**Objective:**
Copy each line containing the word "HECTOR" from the records that follow, please.
<<<<
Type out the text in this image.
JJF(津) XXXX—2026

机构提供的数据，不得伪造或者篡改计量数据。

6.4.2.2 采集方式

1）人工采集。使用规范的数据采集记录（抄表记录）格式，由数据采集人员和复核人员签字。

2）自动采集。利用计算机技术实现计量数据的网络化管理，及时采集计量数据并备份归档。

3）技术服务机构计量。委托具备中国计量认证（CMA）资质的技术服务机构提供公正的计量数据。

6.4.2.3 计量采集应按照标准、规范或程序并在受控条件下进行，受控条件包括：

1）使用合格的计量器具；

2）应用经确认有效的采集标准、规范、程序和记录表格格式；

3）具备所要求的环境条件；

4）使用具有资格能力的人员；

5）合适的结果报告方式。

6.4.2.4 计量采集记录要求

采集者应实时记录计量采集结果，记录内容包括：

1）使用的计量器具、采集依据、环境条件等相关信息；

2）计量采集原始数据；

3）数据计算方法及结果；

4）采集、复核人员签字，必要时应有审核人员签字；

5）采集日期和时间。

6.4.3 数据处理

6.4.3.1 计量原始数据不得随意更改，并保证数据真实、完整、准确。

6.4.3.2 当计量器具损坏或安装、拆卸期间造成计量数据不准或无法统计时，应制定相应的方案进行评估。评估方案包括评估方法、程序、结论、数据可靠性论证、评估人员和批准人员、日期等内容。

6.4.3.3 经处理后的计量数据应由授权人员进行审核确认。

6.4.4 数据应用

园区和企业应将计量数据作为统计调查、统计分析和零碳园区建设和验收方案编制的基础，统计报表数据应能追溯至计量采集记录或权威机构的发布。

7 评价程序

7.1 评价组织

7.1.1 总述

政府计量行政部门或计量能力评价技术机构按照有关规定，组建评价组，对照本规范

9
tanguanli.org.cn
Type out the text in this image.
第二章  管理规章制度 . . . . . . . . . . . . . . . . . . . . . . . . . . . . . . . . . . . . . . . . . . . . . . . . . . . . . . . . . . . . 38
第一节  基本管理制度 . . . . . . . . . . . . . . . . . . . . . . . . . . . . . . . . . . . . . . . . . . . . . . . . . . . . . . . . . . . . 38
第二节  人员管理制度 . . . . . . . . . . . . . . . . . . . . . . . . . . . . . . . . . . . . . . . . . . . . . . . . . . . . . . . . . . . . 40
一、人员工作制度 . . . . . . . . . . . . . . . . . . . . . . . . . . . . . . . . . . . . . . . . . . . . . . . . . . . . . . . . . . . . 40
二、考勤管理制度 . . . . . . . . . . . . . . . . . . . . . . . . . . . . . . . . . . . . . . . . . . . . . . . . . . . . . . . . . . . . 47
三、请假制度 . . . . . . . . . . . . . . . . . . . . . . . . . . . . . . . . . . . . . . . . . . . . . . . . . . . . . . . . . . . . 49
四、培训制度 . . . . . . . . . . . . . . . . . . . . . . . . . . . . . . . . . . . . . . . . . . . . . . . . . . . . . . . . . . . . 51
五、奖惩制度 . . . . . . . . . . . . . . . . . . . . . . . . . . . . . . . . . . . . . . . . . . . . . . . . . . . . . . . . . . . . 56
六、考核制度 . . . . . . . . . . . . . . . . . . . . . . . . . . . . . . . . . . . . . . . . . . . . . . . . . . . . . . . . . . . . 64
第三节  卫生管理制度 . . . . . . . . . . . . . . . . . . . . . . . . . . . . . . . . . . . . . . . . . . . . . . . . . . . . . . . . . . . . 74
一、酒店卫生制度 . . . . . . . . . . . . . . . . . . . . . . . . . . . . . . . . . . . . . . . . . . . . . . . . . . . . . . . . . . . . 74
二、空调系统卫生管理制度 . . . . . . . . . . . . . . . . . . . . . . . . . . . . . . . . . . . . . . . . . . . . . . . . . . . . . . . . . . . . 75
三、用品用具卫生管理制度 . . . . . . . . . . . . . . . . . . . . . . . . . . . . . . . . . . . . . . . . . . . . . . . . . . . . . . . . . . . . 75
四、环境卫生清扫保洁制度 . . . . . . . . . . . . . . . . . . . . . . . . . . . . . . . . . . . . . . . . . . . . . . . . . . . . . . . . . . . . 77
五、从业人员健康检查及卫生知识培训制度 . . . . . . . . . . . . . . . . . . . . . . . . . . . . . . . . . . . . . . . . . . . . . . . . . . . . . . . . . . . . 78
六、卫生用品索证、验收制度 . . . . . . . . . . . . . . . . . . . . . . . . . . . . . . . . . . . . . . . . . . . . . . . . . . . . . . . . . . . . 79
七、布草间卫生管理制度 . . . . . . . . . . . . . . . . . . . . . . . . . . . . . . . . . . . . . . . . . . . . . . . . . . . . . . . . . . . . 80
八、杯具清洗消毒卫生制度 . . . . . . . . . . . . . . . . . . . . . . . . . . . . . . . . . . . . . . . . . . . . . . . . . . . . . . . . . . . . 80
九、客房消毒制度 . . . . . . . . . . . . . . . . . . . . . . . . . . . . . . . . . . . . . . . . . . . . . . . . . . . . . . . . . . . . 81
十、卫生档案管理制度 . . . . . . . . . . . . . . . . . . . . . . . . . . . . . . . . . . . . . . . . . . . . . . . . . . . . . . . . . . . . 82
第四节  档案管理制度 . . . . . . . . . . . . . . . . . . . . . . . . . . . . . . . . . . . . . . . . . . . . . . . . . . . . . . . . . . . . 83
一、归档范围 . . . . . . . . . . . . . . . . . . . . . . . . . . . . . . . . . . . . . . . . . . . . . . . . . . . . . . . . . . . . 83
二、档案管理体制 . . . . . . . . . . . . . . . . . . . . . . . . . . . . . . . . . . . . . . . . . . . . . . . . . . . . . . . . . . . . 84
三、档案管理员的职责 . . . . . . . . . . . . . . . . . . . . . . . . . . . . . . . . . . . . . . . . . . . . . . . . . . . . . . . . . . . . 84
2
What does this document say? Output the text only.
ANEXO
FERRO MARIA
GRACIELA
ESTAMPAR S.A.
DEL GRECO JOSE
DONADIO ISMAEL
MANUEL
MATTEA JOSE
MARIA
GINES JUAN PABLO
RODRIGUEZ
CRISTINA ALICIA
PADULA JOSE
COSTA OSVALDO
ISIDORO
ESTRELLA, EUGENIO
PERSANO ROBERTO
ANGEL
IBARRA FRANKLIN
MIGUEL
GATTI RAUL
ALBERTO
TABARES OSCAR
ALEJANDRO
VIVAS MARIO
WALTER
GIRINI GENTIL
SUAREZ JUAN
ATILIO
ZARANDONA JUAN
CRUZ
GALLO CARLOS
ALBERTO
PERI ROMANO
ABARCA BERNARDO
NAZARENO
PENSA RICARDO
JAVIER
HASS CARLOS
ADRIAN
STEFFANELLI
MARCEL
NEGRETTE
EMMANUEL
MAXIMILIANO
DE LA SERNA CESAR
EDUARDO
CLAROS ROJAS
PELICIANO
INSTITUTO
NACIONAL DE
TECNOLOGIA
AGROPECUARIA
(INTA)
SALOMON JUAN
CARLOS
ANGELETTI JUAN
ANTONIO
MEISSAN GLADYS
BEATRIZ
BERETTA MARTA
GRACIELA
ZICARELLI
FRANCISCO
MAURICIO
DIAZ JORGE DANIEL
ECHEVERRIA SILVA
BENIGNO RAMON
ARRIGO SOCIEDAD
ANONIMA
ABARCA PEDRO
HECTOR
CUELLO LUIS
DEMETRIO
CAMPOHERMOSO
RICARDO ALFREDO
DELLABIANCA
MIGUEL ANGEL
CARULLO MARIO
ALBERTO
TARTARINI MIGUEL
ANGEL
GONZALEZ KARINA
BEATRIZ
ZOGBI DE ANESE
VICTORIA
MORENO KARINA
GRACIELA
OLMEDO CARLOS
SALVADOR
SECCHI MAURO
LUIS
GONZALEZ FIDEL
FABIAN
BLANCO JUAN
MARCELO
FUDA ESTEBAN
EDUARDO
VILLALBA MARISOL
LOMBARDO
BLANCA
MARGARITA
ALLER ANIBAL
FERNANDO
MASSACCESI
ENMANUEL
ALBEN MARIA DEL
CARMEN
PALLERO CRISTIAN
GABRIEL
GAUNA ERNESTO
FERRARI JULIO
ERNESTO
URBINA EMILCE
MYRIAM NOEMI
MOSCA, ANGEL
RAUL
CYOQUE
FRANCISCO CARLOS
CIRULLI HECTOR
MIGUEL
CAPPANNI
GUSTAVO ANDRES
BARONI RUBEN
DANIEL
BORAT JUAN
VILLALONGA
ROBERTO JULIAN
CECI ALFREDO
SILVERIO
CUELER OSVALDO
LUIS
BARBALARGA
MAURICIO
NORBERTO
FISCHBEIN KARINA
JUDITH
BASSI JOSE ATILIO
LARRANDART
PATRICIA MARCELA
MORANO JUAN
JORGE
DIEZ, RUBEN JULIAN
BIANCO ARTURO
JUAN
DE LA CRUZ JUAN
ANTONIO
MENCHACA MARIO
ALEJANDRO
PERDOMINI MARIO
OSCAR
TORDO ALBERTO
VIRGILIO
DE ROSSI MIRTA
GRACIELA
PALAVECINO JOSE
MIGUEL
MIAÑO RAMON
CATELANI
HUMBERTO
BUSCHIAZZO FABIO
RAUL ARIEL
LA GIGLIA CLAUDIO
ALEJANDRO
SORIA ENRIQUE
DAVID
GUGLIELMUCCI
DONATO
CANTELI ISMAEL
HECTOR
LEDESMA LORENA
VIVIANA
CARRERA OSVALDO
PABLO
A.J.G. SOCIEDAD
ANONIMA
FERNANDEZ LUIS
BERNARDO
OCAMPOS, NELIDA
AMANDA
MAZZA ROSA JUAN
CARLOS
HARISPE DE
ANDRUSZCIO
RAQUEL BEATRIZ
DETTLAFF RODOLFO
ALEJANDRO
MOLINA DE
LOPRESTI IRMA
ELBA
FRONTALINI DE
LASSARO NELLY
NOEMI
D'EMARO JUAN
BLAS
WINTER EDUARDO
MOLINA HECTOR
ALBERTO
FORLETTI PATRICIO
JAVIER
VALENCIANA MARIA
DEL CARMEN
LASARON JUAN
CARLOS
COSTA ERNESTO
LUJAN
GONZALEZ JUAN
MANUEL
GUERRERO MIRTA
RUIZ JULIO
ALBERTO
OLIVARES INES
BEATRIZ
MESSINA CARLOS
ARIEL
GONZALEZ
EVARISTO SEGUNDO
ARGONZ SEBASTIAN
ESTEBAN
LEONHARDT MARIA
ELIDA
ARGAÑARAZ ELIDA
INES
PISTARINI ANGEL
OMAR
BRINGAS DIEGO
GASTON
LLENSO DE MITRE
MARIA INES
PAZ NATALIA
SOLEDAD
>>>>
**Response to this exercise:**
HECTOR
CIRULLI HECTOR
HECTOR
MOLINA HECTOR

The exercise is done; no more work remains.